--- WRITTEN PROBLEM ---
Output the records exactly. Include every line.

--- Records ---
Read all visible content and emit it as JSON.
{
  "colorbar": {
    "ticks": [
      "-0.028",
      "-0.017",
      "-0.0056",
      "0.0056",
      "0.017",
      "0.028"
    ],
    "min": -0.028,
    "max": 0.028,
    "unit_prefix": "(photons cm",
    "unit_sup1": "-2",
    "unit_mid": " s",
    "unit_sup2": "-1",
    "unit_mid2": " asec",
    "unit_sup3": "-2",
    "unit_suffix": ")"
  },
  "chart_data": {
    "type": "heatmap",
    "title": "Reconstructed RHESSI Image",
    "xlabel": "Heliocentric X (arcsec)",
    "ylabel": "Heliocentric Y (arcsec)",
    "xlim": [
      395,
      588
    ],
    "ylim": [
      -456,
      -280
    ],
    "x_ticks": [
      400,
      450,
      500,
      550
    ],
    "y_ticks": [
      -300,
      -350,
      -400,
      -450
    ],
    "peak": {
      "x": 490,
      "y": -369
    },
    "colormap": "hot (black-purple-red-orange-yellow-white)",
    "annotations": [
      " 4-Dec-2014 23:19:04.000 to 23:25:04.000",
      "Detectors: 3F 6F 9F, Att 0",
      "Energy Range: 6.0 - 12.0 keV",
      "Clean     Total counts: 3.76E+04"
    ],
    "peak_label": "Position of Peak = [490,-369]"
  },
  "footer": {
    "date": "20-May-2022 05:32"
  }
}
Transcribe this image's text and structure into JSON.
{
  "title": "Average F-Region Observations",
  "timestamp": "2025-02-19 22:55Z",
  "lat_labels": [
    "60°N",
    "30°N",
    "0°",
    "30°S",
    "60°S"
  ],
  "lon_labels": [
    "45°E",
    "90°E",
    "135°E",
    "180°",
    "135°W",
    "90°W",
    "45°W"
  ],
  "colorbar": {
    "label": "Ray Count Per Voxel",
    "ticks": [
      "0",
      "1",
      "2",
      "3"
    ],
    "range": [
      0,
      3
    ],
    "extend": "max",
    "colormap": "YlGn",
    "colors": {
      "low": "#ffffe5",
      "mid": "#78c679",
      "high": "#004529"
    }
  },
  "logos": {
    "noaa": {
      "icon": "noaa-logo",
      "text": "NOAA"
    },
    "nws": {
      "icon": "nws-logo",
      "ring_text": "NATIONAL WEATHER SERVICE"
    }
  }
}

--- ANSWER IN FULL ---
Read all visible content and emit it as JSON.
{
  "colorbar": {
    "ticks": [
      "-0.028",
      "-0.017",
      "-0.0056",
      "0.0056",
      "0.017",
      "0.028"
    ],
    "min": -0.028,
    "max": 0.028,
    "unit_prefix": "(photons cm",
    "unit_sup1": "-2",
    "unit_mid": " s",
    "unit_sup2": "-1",
    "unit_mid2": " asec",
    "unit_sup3": "-2",
    "unit_suffix": ")"
  },
  "chart_data": {
    "type": "heatmap",
    "title": "Reconstructed RHESSI Image",
    "xlabel": "Heliocentric X (arcsec)",
    "ylabel": "Heliocentric Y (arcsec)",
    "xlim": [
      395,
      588
    ],
    "ylim": [
      -456,
      -280
    ],
    "x_ticks": [
      400,
      450,
      500,
      550
    ],
    "y_ticks": [
      -300,
      -350,
      -400,
      -450
    ],
    "peak": {
      "x": 490,
      "y": -369
    },
    "colormap": "hot (black-purple-red-orange-yellow-white)",
    "annotations": [
      " 4-Dec-2014 23:19:04.000 to 23:25:04.000",
      "Detectors: 3F 6F 9F, Att 0",
      "Energy Range: 6.0 - 12.0 keV",
      "Clean     Total counts: 3.76E+04"
    ],
    "peak_label": "Position of Peak = [490,-369]"
  },
  "footer": {
    "date": "20-May-2022 05:32"
  }
}
Transcribe this image's text and structure into JSON.
{
  "title": "Average F-Region Observations",
  "timestamp": "2025-02-19 22:55Z",
  "lat_labels": [
    "60°N",
    "30°N",
    "0°",
    "30°S",
    "60°S"
  ],
  "lon_labels": [
    "45°E",
    "90°E",
    "135°E",
    "180°",
    "135°W",
    "90°W",
    "45°W"
  ],
  "colorbar": {
    "label": "Ray Count Per Voxel",
    "ticks": [
      "0",
      "1",
      "2",
      "3"
    ],
    "range": [
      0,
      3
    ],
    "extend": "max",
    "colormap": "YlGn",
    "colors": {
      "low": "#ffffe5",
      "mid": "#78c679",
      "high": "#004529"
    }
  },
  "logos": {
    "noaa": {
      "icon": "noaa-logo",
      "text": "NOAA"
    },
    "nws": {
      "icon": "nws-logo",
      "ring_text": "NATIONAL WEATHER SERVICE"
    }
  }
}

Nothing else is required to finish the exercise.